→ **Task description**
Set the listing down again in full, word for word, with the pictures left out.

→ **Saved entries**

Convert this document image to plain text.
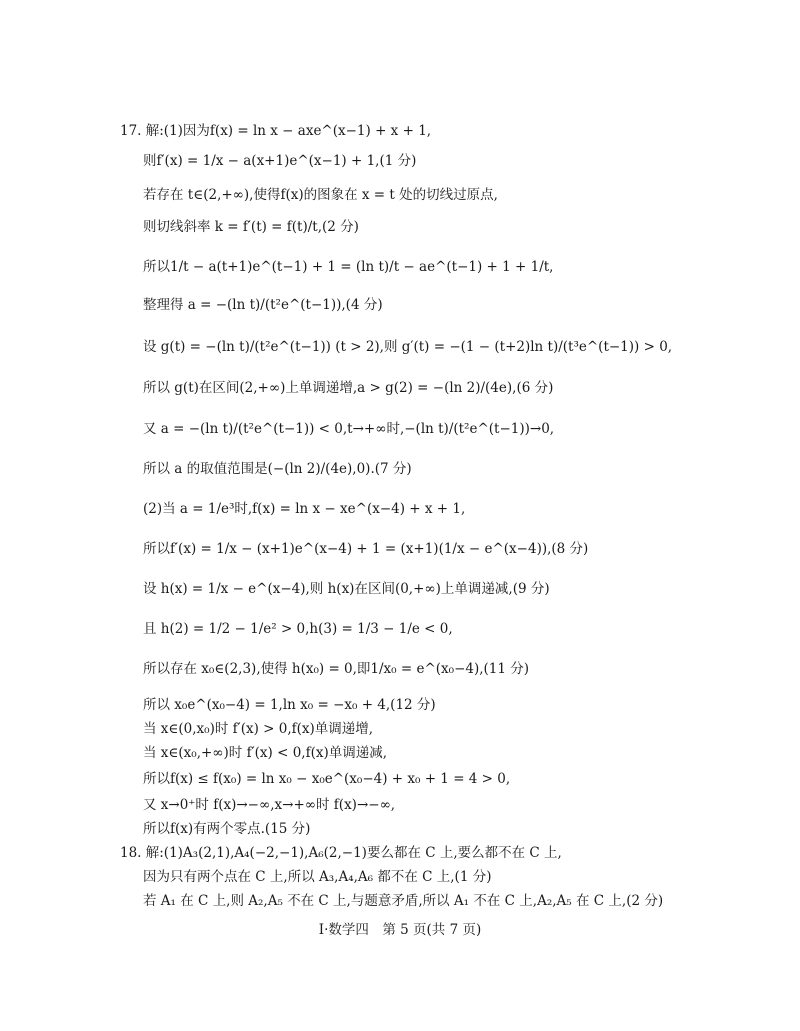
17. 解:(1)因为f(x) = ln x − axe^(x−1) + x + 1,
则f′(x) = 1/x − a(x+1)e^(x−1) + 1,(1 分)
若存在 t∈(2,+∞),使得f(x)的图象在 x = t 处的切线过原点,
则切线斜率 k = f′(t) = f(t)/t,(2 分)
所以1/t − a(t+1)e^(t−1) + 1 = (ln t)/t − ae^(t−1) + 1 + 1/t,
整理得 a = −(ln t)/(t²e^(t−1)),(4 分)
设 g(t) = −(ln t)/(t²e^(t−1)) (t > 2),则 g′(t) = −(1 − (t+2)ln t)/(t³e^(t−1)) > 0,
所以 g(t)在区间(2,+∞)上单调递增,a > g(2) = −(ln 2)/(4e),(6 分)
又 a = −(ln t)/(t²e^(t−1)) < 0,t→+∞时,−(ln t)/(t²e^(t−1))→0,
所以 a 的取值范围是(−(ln 2)/(4e),0).(7 分)
(2)当 a = 1/e³时,f(x) = ln x − xe^(x−4) + x + 1,
所以f′(x) = 1/x − (x+1)e^(x−4) + 1 = (x+1)(1/x − e^(x−4)),(8 分)
设 h(x) = 1/x − e^(x−4),则 h(x)在区间(0,+∞)上单调递减,(9 分)
且 h(2) = 1/2 − 1/e² > 0,h(3) = 1/3 − 1/e < 0,
所以存在 x₀∈(2,3),使得 h(x₀) = 0,即1/x₀ = e^(x₀−4),(11 分)
所以 x₀e^(x₀−4) = 1,ln x₀ = −x₀ + 4,(12 分)
当 x∈(0,x₀)时 f′(x) > 0,f(x)单调递增,
当 x∈(x₀,+∞)时 f′(x) < 0,f(x)单调递减,
所以f(x) ≤ f(x₀) = ln x₀ − x₀e^(x₀−4) + x₀ + 1 = 4 > 0,
又 x→0⁺时 f(x)→−∞,x→+∞时 f(x)→−∞,
所以f(x)有两个零点.(15 分)
18. 解:(1)A₃(2,1),A₄(−2,−1),A₆(2,−1)要么都在 C 上,要么都不在 C 上,
因为只有两个点在 C 上,所以 A₃,A₄,A₆ 都不在 C 上,(1 分)
若 A₁ 在 C 上,则 A₂,A₅ 不在 C 上,与题意矛盾,所以 A₁ 不在 C 上,A₂,A₅ 在 C 上,(2 分)
Ⅰ·数学四　第 5 页(共 7 页)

→ **Response below**
Convert this document image to plain text.
17. 解:(1)因为f(x) = ln x − axe^(x−1) + x + 1,
则f′(x) = 1/x − a(x+1)e^(x−1) + 1,(1 分)
若存在 t∈(2,+∞),使得f(x)的图象在 x = t 处的切线过原点,
则切线斜率 k = f′(t) = f(t)/t,(2 分)
所以1/t − a(t+1)e^(t−1) + 1 = (ln t)/t − ae^(t−1) + 1 + 1/t,
整理得 a = −(ln t)/(t²e^(t−1)),(4 分)
设 g(t) = −(ln t)/(t²e^(t−1)) (t > 2),则 g′(t) = −(1 − (t+2)ln t)/(t³e^(t−1)) > 0,
所以 g(t)在区间(2,+∞)上单调递增,a > g(2) = −(ln 2)/(4e),(6 分)
又 a = −(ln t)/(t²e^(t−1)) < 0,t→+∞时,−(ln t)/(t²e^(t−1))→0,
所以 a 的取值范围是(−(ln 2)/(4e),0).(7 分)
(2)当 a = 1/e³时,f(x) = ln x − xe^(x−4) + x + 1,
所以f′(x) = 1/x − (x+1)e^(x−4) + 1 = (x+1)(1/x − e^(x−4)),(8 分)
设 h(x) = 1/x − e^(x−4),则 h(x)在区间(0,+∞)上单调递减,(9 分)
且 h(2) = 1/2 − 1/e² > 0,h(3) = 1/3 − 1/e < 0,
所以存在 x₀∈(2,3),使得 h(x₀) = 0,即1/x₀ = e^(x₀−4),(11 分)
所以 x₀e^(x₀−4) = 1,ln x₀ = −x₀ + 4,(12 分)
当 x∈(0,x₀)时 f′(x) > 0,f(x)单调递增,
当 x∈(x₀,+∞)时 f′(x) < 0,f(x)单调递减,
所以f(x) ≤ f(x₀) = ln x₀ − x₀e^(x₀−4) + x₀ + 1 = 4 > 0,
又 x→0⁺时 f(x)→−∞,x→+∞时 f(x)→−∞,
所以f(x)有两个零点.(15 分)
18. 解:(1)A₃(2,1),A₄(−2,−1),A₆(2,−1)要么都在 C 上,要么都不在 C 上,
因为只有两个点在 C 上,所以 A₃,A₄,A₆ 都不在 C 上,(1 分)
若 A₁ 在 C 上,则 A₂,A₅ 不在 C 上,与题意矛盾,所以 A₁ 不在 C 上,A₂,A₅ 在 C 上,(2 分)
Ⅰ·数学四　第 5 页(共 7 页)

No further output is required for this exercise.